Output the full listing below exactly as it reads, and skip anything that is a picture.

- _RECORDS SHOWN_
>>>>>

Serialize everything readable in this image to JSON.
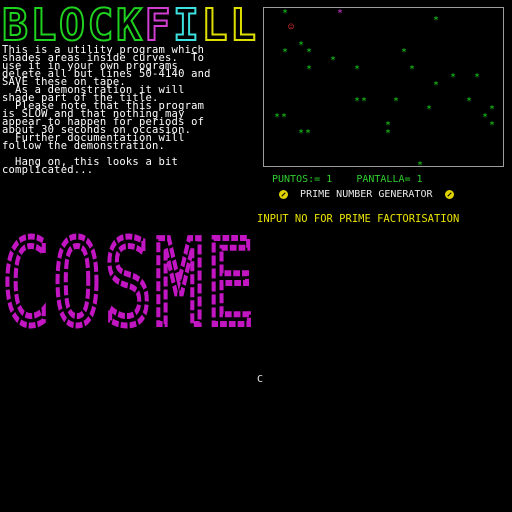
{
  "title": {
    "text": "BLOCKFILL",
    "colors": [
      "#1fd21f",
      "#1fd21f",
      "#1fd21f",
      "#1fd21f",
      "#1fd21f",
      "#d23dd2",
      "#3fe0e0",
      "#e0e000",
      "#e0e000"
    ]
  },
  "description": {
    "lines": [
      "This is a utility program which",
      "shades areas inside curves.  To",
      "use it in your own programs",
      "delete all but lines 50-4140 and",
      "SAVE these on tape.",
      "  As a demonstration it will",
      "shade part of the title.",
      "  Please note that this program",
      "is SLOW and that nothing may",
      "appear to happen for periods of",
      "about 30 seconds on occasion.",
      "  Further documentation will",
      "follow the demonstration.",
      "",
      "  Hang on, this looks a bit",
      "complicated..."
    ]
  },
  "game": {
    "hud": {
      "puntos_label": "PUNTOS:=",
      "puntos_value": "1",
      "pantalla_label": "PANTALLA=",
      "pantalla_value": "1"
    },
    "banner": "PRIME NUMBER GENERATOR",
    "star_glyph": "*",
    "player_glyph": "☺"
  },
  "prompt": {
    "text": "INPUT NO FOR PRIME FACTORISATION"
  },
  "big_word": {
    "text": "COSME",
    "color": "#c316c3"
  },
  "cursor": {
    "text": "C"
  },
  "colors": {
    "green": "#1fd21f",
    "magenta": "#d23dd2",
    "yellow": "#e0d200",
    "border": "#9c9c9c"
  }
}
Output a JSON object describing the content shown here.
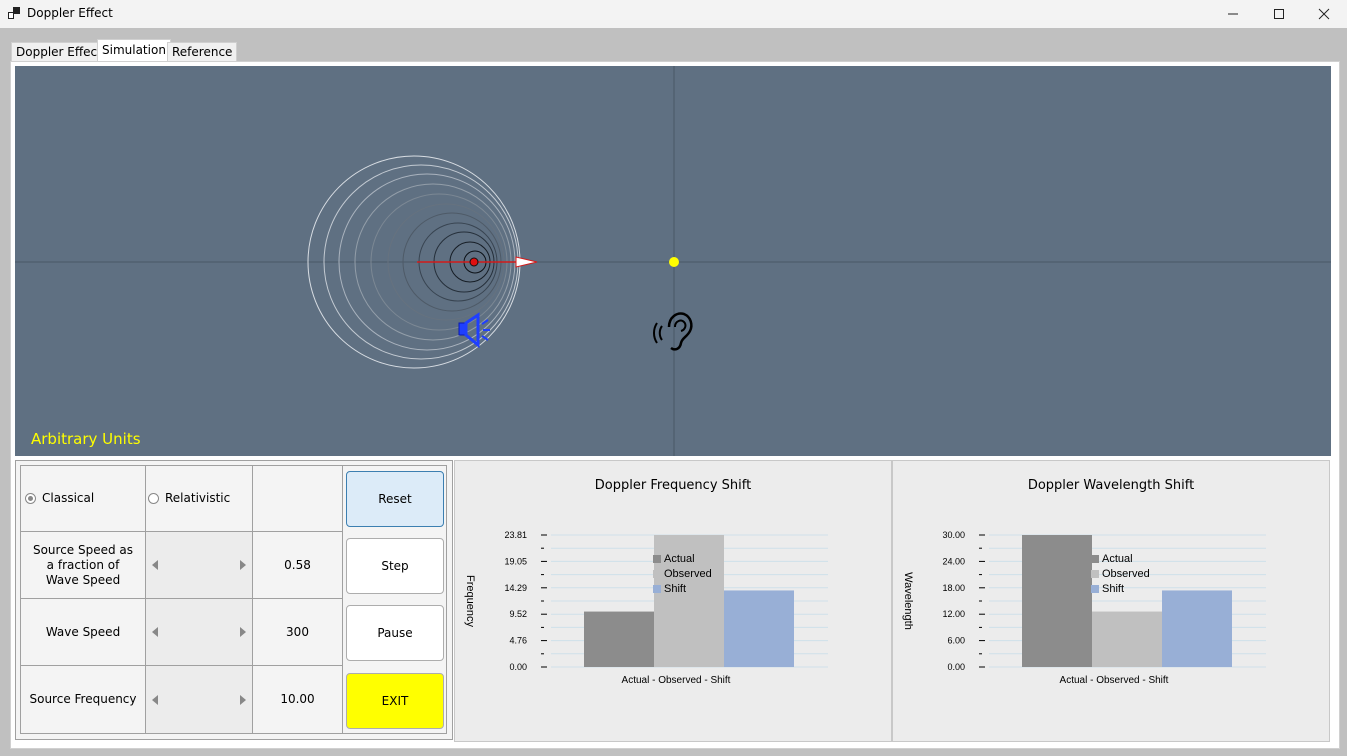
{
  "window": {
    "title": "Doppler Effect",
    "minimize_icon": "minimize-icon",
    "maximize_icon": "maximize-icon",
    "close_icon": "close-icon"
  },
  "tabs": [
    {
      "label": "Doppler Effect"
    },
    {
      "label": "Simulation",
      "active": true
    },
    {
      "label": "Reference"
    }
  ],
  "simulation": {
    "units_label": "Arbitrary Units",
    "background": "#5f7082",
    "units_color": "#ffff00",
    "source_icon": "speaker-icon",
    "observer_icon": "ear-icon"
  },
  "controls": {
    "modes": [
      {
        "label": "Classical",
        "selected": true
      },
      {
        "label": "Relativistic",
        "selected": false
      }
    ],
    "rows": [
      {
        "label": "Source Speed as a fraction of Wave Speed",
        "value": "0.58"
      },
      {
        "label": "Wave Speed",
        "value": "300"
      },
      {
        "label": "Source Frequency",
        "value": "10.00"
      }
    ],
    "buttons": {
      "reset": "Reset",
      "step": "Step",
      "pause": "Pause",
      "exit": "EXIT"
    },
    "exit_color": "#ffff00"
  },
  "chart_data": [
    {
      "type": "bar",
      "title": "Doppler Frequency Shift",
      "ylabel": "Frequency",
      "xlabel": "Actual -  Observed  -  Shift",
      "categories": [
        "Actual",
        "Observed",
        "Shift"
      ],
      "values": [
        10.0,
        23.81,
        13.81
      ],
      "yticks": [
        "0.00",
        "4.76",
        "9.52",
        "14.29",
        "19.05",
        "23.81"
      ],
      "ylim": [
        0,
        23.81
      ],
      "legend": [
        "Actual",
        "Observed",
        "Shift"
      ],
      "legend_position": "top-center",
      "colors": [
        "#8c8c8c",
        "#c0c0c0",
        "#98afd6"
      ]
    },
    {
      "type": "bar",
      "title": "Doppler Wavelength Shift",
      "ylabel": "Wavelength",
      "xlabel": "Actual -  Observed  -  Shift",
      "categories": [
        "Actual",
        "Observed",
        "Shift"
      ],
      "values": [
        30.0,
        12.6,
        17.4
      ],
      "yticks": [
        "0.00",
        "6.00",
        "12.00",
        "18.00",
        "24.00",
        "30.00"
      ],
      "ylim": [
        0,
        30
      ],
      "legend": [
        "Actual",
        "Observed",
        "Shift"
      ],
      "legend_position": "top-center",
      "colors": [
        "#8c8c8c",
        "#c0c0c0",
        "#98afd6"
      ]
    }
  ]
}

<<<<<

- _COMPLETE RESPONSE_
Serialize everything readable in this image to JSON.
{
  "title": {
    "text": "BLOCKFILL",
    "colors": [
      "#1fd21f",
      "#1fd21f",
      "#1fd21f",
      "#1fd21f",
      "#1fd21f",
      "#d23dd2",
      "#3fe0e0",
      "#e0e000",
      "#e0e000"
    ]
  },
  "description": {
    "lines": [
      "This is a utility program which",
      "shades areas inside curves.  To",
      "use it in your own programs",
      "delete all but lines 50-4140 and",
      "SAVE these on tape.",
      "  As a demonstration it will",
      "shade part of the title.",
      "  Please note that this program",
      "is SLOW and that nothing may",
      "appear to happen for periods of",
      "about 30 seconds on occasion.",
      "  Further documentation will",
      "follow the demonstration.",
      "",
      "  Hang on, this looks a bit",
      "complicated..."
    ]
  },
  "game": {
    "hud": {
      "puntos_label": "PUNTOS:=",
      "puntos_value": "1",
      "pantalla_label": "PANTALLA=",
      "pantalla_value": "1"
    },
    "banner": "PRIME NUMBER GENERATOR",
    "star_glyph": "*",
    "player_glyph": "☺"
  },
  "prompt": {
    "text": "INPUT NO FOR PRIME FACTORISATION"
  },
  "big_word": {
    "text": "COSME",
    "color": "#c316c3"
  },
  "cursor": {
    "text": "C"
  },
  "colors": {
    "green": "#1fd21f",
    "magenta": "#d23dd2",
    "yellow": "#e0d200",
    "border": "#9c9c9c"
  }
}
Output a JSON object describing the content shown here.
{
  "window": {
    "title": "Doppler Effect",
    "minimize_icon": "minimize-icon",
    "maximize_icon": "maximize-icon",
    "close_icon": "close-icon"
  },
  "tabs": [
    {
      "label": "Doppler Effect"
    },
    {
      "label": "Simulation",
      "active": true
    },
    {
      "label": "Reference"
    }
  ],
  "simulation": {
    "units_label": "Arbitrary Units",
    "background": "#5f7082",
    "units_color": "#ffff00",
    "source_icon": "speaker-icon",
    "observer_icon": "ear-icon"
  },
  "controls": {
    "modes": [
      {
        "label": "Classical",
        "selected": true
      },
      {
        "label": "Relativistic",
        "selected": false
      }
    ],
    "rows": [
      {
        "label": "Source Speed as a fraction of Wave Speed",
        "value": "0.58"
      },
      {
        "label": "Wave Speed",
        "value": "300"
      },
      {
        "label": "Source Frequency",
        "value": "10.00"
      }
    ],
    "buttons": {
      "reset": "Reset",
      "step": "Step",
      "pause": "Pause",
      "exit": "EXIT"
    },
    "exit_color": "#ffff00"
  },
  "chart_data": [
    {
      "type": "bar",
      "title": "Doppler Frequency Shift",
      "ylabel": "Frequency",
      "xlabel": "Actual -  Observed  -  Shift",
      "categories": [
        "Actual",
        "Observed",
        "Shift"
      ],
      "values": [
        10.0,
        23.81,
        13.81
      ],
      "yticks": [
        "0.00",
        "4.76",
        "9.52",
        "14.29",
        "19.05",
        "23.81"
      ],
      "ylim": [
        0,
        23.81
      ],
      "legend": [
        "Actual",
        "Observed",
        "Shift"
      ],
      "legend_position": "top-center",
      "colors": [
        "#8c8c8c",
        "#c0c0c0",
        "#98afd6"
      ]
    },
    {
      "type": "bar",
      "title": "Doppler Wavelength Shift",
      "ylabel": "Wavelength",
      "xlabel": "Actual -  Observed  -  Shift",
      "categories": [
        "Actual",
        "Observed",
        "Shift"
      ],
      "values": [
        30.0,
        12.6,
        17.4
      ],
      "yticks": [
        "0.00",
        "6.00",
        "12.00",
        "18.00",
        "24.00",
        "30.00"
      ],
      "ylim": [
        0,
        30
      ],
      "legend": [
        "Actual",
        "Observed",
        "Shift"
      ],
      "legend_position": "top-center",
      "colors": [
        "#8c8c8c",
        "#c0c0c0",
        "#98afd6"
      ]
    }
  ]
}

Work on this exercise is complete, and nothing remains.